▶ REQUEST
Collect every line in the records below that contains the word "color".

··········

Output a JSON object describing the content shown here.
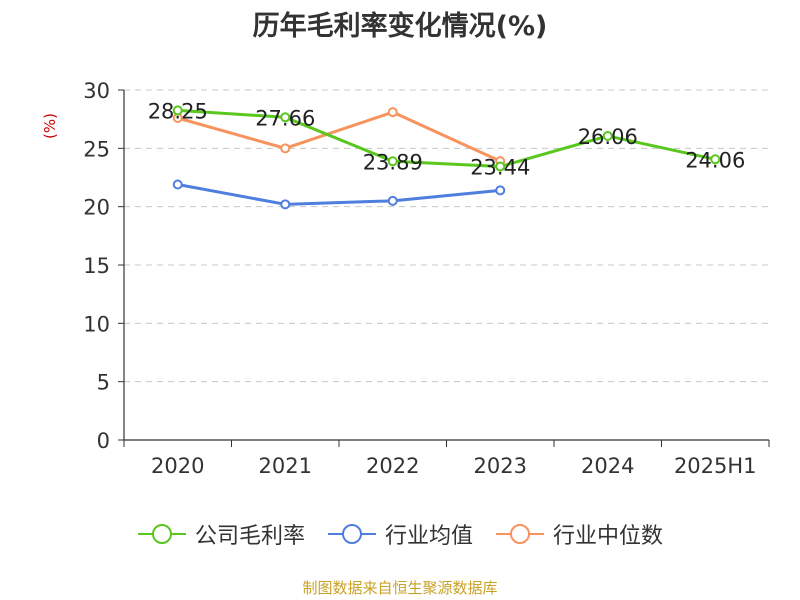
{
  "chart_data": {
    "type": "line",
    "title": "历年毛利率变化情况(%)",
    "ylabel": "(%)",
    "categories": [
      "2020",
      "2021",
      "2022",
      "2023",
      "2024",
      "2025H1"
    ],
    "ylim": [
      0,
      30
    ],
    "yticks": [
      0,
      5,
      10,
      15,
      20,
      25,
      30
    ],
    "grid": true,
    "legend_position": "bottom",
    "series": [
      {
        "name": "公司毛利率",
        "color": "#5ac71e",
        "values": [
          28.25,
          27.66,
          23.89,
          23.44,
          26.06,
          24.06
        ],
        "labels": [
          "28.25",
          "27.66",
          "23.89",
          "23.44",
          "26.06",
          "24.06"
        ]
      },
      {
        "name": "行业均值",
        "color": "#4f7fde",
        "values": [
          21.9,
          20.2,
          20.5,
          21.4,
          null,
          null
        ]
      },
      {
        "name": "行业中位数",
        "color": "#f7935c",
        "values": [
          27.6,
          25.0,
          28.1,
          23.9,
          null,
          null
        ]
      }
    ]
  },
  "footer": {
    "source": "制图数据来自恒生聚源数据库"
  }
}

··········

▶ SOLVED EXERCISE
        "color": "#5ac71e",
        "color": "#4f7fde",
        "color": "#f7935c",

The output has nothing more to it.